### [WRITTEN INSTRUCTION]
Search the listing below for "this". Copy each matching line.

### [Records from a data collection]
______________________________

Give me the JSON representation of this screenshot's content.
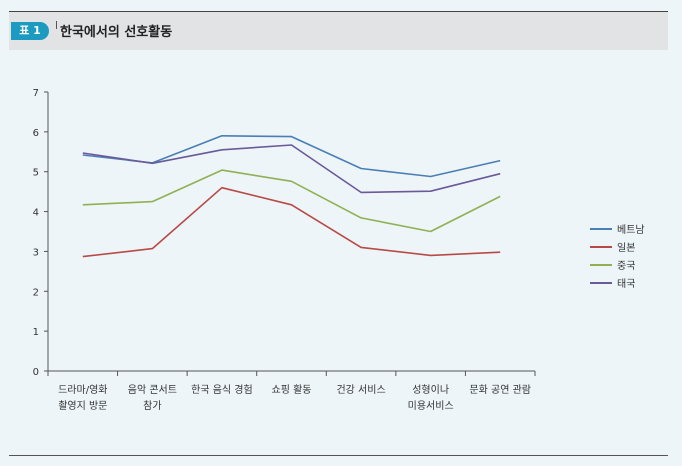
{
  "header": {
    "badge": "표 1",
    "title": "한국에서의 선호활동"
  },
  "chart_data": {
    "type": "line",
    "title": "한국에서의 선호활동",
    "xlabel": "",
    "ylabel": "",
    "ylim": [
      0,
      7
    ],
    "yticks": [
      0,
      1,
      2,
      3,
      4,
      5,
      6,
      7
    ],
    "grid": false,
    "legend_position": "right",
    "categories": [
      [
        "드라마/영화",
        "촬영지 방문"
      ],
      [
        "음악 콘서트",
        "참가"
      ],
      [
        "한국 음식 경험"
      ],
      [
        "쇼핑 활동"
      ],
      [
        "건강 서비스"
      ],
      [
        "성형이나",
        "미용서비스"
      ],
      [
        "문화 공연 관람"
      ]
    ],
    "series": [
      {
        "name": "베트남",
        "color": "#4a7fb5",
        "values": [
          5.42,
          5.22,
          5.9,
          5.88,
          5.08,
          4.88,
          5.28
        ]
      },
      {
        "name": "일본",
        "color": "#b84a45",
        "values": [
          2.87,
          3.07,
          4.6,
          4.17,
          3.1,
          2.9,
          2.98
        ]
      },
      {
        "name": "중국",
        "color": "#8fb153",
        "values": [
          4.17,
          4.25,
          5.04,
          4.76,
          3.84,
          3.5,
          4.38
        ]
      },
      {
        "name": "태국",
        "color": "#6a5a99",
        "values": [
          5.47,
          5.21,
          5.55,
          5.67,
          4.48,
          4.51,
          4.95
        ]
      }
    ]
  }
}
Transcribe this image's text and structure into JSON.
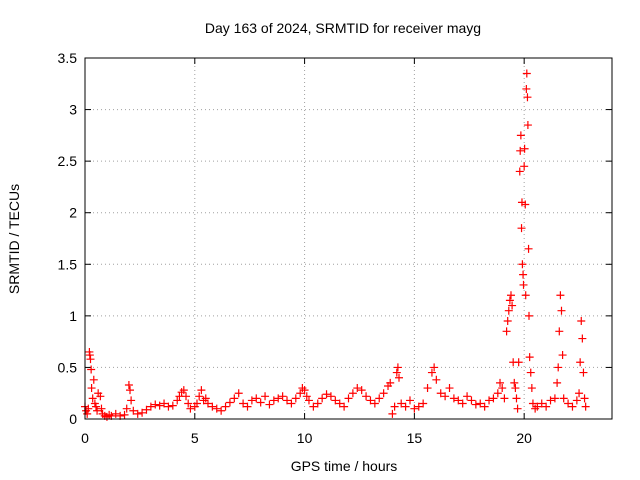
{
  "chart_data": {
    "type": "scatter",
    "title": "Day 163 of 2024, SRMTID for receiver mayg",
    "xlabel": "GPS time / hours",
    "ylabel": "SRMTID / TECUs",
    "xlim": [
      0,
      24
    ],
    "ylim": [
      0,
      3.5
    ],
    "xticks": [
      0,
      5,
      10,
      15,
      20
    ],
    "xtick_labels": [
      "0",
      "5",
      "10",
      "15",
      "20"
    ],
    "yticks": [
      0,
      0.5,
      1,
      1.5,
      2,
      2.5,
      3,
      3.5
    ],
    "ytick_labels": [
      "0",
      "0.5",
      "1",
      "1.5",
      "2",
      "2.5",
      "3",
      "3.5"
    ],
    "grid": true,
    "marker": "+",
    "color": "#ff0000",
    "series": [
      {
        "name": "mayg",
        "points": [
          [
            0.0,
            0.12
          ],
          [
            0.05,
            0.08
          ],
          [
            0.1,
            0.05
          ],
          [
            0.15,
            0.1
          ],
          [
            0.2,
            0.65
          ],
          [
            0.22,
            0.62
          ],
          [
            0.25,
            0.58
          ],
          [
            0.28,
            0.48
          ],
          [
            0.3,
            0.3
          ],
          [
            0.35,
            0.2
          ],
          [
            0.4,
            0.38
          ],
          [
            0.45,
            0.15
          ],
          [
            0.5,
            0.12
          ],
          [
            0.55,
            0.08
          ],
          [
            0.6,
            0.25
          ],
          [
            0.7,
            0.22
          ],
          [
            0.75,
            0.1
          ],
          [
            0.8,
            0.05
          ],
          [
            0.9,
            0.03
          ],
          [
            1.0,
            0.02
          ],
          [
            1.1,
            0.04
          ],
          [
            1.2,
            0.03
          ],
          [
            1.4,
            0.05
          ],
          [
            1.6,
            0.03
          ],
          [
            1.8,
            0.04
          ],
          [
            1.9,
            0.1
          ],
          [
            2.0,
            0.33
          ],
          [
            2.05,
            0.28
          ],
          [
            2.1,
            0.18
          ],
          [
            2.2,
            0.08
          ],
          [
            2.4,
            0.05
          ],
          [
            2.6,
            0.06
          ],
          [
            2.8,
            0.09
          ],
          [
            3.0,
            0.12
          ],
          [
            3.2,
            0.14
          ],
          [
            3.4,
            0.13
          ],
          [
            3.6,
            0.15
          ],
          [
            3.8,
            0.12
          ],
          [
            4.0,
            0.13
          ],
          [
            4.2,
            0.18
          ],
          [
            4.3,
            0.22
          ],
          [
            4.4,
            0.26
          ],
          [
            4.5,
            0.28
          ],
          [
            4.6,
            0.22
          ],
          [
            4.7,
            0.15
          ],
          [
            4.8,
            0.1
          ],
          [
            5.0,
            0.12
          ],
          [
            5.1,
            0.15
          ],
          [
            5.2,
            0.22
          ],
          [
            5.3,
            0.28
          ],
          [
            5.4,
            0.18
          ],
          [
            5.5,
            0.2
          ],
          [
            5.6,
            0.15
          ],
          [
            5.8,
            0.12
          ],
          [
            6.0,
            0.1
          ],
          [
            6.2,
            0.08
          ],
          [
            6.4,
            0.12
          ],
          [
            6.6,
            0.16
          ],
          [
            6.8,
            0.2
          ],
          [
            7.0,
            0.25
          ],
          [
            7.2,
            0.15
          ],
          [
            7.4,
            0.12
          ],
          [
            7.6,
            0.18
          ],
          [
            7.8,
            0.2
          ],
          [
            8.0,
            0.16
          ],
          [
            8.2,
            0.22
          ],
          [
            8.4,
            0.14
          ],
          [
            8.6,
            0.18
          ],
          [
            8.8,
            0.2
          ],
          [
            9.0,
            0.22
          ],
          [
            9.2,
            0.18
          ],
          [
            9.4,
            0.15
          ],
          [
            9.6,
            0.2
          ],
          [
            9.8,
            0.25
          ],
          [
            9.9,
            0.3
          ],
          [
            10.0,
            0.28
          ],
          [
            10.1,
            0.22
          ],
          [
            10.2,
            0.18
          ],
          [
            10.4,
            0.12
          ],
          [
            10.6,
            0.15
          ],
          [
            10.8,
            0.2
          ],
          [
            11.0,
            0.24
          ],
          [
            11.2,
            0.22
          ],
          [
            11.4,
            0.18
          ],
          [
            11.6,
            0.15
          ],
          [
            11.8,
            0.12
          ],
          [
            12.0,
            0.2
          ],
          [
            12.2,
            0.25
          ],
          [
            12.4,
            0.3
          ],
          [
            12.6,
            0.28
          ],
          [
            12.8,
            0.22
          ],
          [
            13.0,
            0.18
          ],
          [
            13.2,
            0.15
          ],
          [
            13.4,
            0.2
          ],
          [
            13.6,
            0.25
          ],
          [
            13.8,
            0.32
          ],
          [
            13.9,
            0.35
          ],
          [
            14.0,
            0.05
          ],
          [
            14.1,
            0.12
          ],
          [
            14.2,
            0.45
          ],
          [
            14.25,
            0.5
          ],
          [
            14.3,
            0.4
          ],
          [
            14.4,
            0.15
          ],
          [
            14.6,
            0.12
          ],
          [
            14.8,
            0.18
          ],
          [
            15.0,
            0.1
          ],
          [
            15.2,
            0.12
          ],
          [
            15.4,
            0.15
          ],
          [
            15.6,
            0.3
          ],
          [
            15.8,
            0.45
          ],
          [
            15.9,
            0.5
          ],
          [
            16.0,
            0.38
          ],
          [
            16.2,
            0.25
          ],
          [
            16.4,
            0.22
          ],
          [
            16.6,
            0.3
          ],
          [
            16.8,
            0.2
          ],
          [
            17.0,
            0.18
          ],
          [
            17.2,
            0.15
          ],
          [
            17.4,
            0.22
          ],
          [
            17.6,
            0.18
          ],
          [
            17.8,
            0.14
          ],
          [
            18.0,
            0.15
          ],
          [
            18.2,
            0.12
          ],
          [
            18.4,
            0.18
          ],
          [
            18.6,
            0.2
          ],
          [
            18.8,
            0.25
          ],
          [
            18.9,
            0.35
          ],
          [
            19.0,
            0.3
          ],
          [
            19.1,
            0.2
          ],
          [
            19.2,
            0.85
          ],
          [
            19.25,
            0.95
          ],
          [
            19.3,
            1.05
          ],
          [
            19.35,
            1.15
          ],
          [
            19.4,
            1.2
          ],
          [
            19.45,
            1.1
          ],
          [
            19.5,
            0.55
          ],
          [
            19.55,
            0.35
          ],
          [
            19.6,
            0.3
          ],
          [
            19.65,
            0.2
          ],
          [
            19.7,
            0.1
          ],
          [
            19.75,
            0.55
          ],
          [
            19.8,
            2.4
          ],
          [
            19.82,
            2.6
          ],
          [
            19.85,
            2.75
          ],
          [
            19.88,
            1.85
          ],
          [
            19.9,
            2.1
          ],
          [
            19.92,
            1.5
          ],
          [
            19.95,
            1.4
          ],
          [
            19.97,
            1.3
          ],
          [
            20.0,
            2.45
          ],
          [
            20.02,
            2.62
          ],
          [
            20.05,
            2.08
          ],
          [
            20.07,
            1.2
          ],
          [
            20.1,
            3.2
          ],
          [
            20.12,
            3.35
          ],
          [
            20.15,
            3.12
          ],
          [
            20.17,
            2.85
          ],
          [
            20.2,
            1.65
          ],
          [
            20.22,
            1.0
          ],
          [
            20.25,
            0.6
          ],
          [
            20.3,
            0.45
          ],
          [
            20.35,
            0.3
          ],
          [
            20.4,
            0.15
          ],
          [
            20.5,
            0.1
          ],
          [
            20.6,
            0.12
          ],
          [
            20.8,
            0.15
          ],
          [
            21.0,
            0.12
          ],
          [
            21.2,
            0.18
          ],
          [
            21.4,
            0.2
          ],
          [
            21.5,
            0.35
          ],
          [
            21.55,
            0.5
          ],
          [
            21.6,
            0.85
          ],
          [
            21.65,
            1.2
          ],
          [
            21.7,
            1.05
          ],
          [
            21.75,
            0.62
          ],
          [
            21.8,
            0.2
          ],
          [
            22.0,
            0.15
          ],
          [
            22.2,
            0.12
          ],
          [
            22.4,
            0.18
          ],
          [
            22.5,
            0.25
          ],
          [
            22.55,
            0.55
          ],
          [
            22.6,
            0.95
          ],
          [
            22.65,
            0.78
          ],
          [
            22.7,
            0.45
          ],
          [
            22.75,
            0.2
          ],
          [
            22.8,
            0.12
          ]
        ]
      }
    ]
  }
}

______________________________

### [THE OUTPUT]
Give me the JSON representation of this screenshot's content.
Transcribe this image's text and structure into JSON.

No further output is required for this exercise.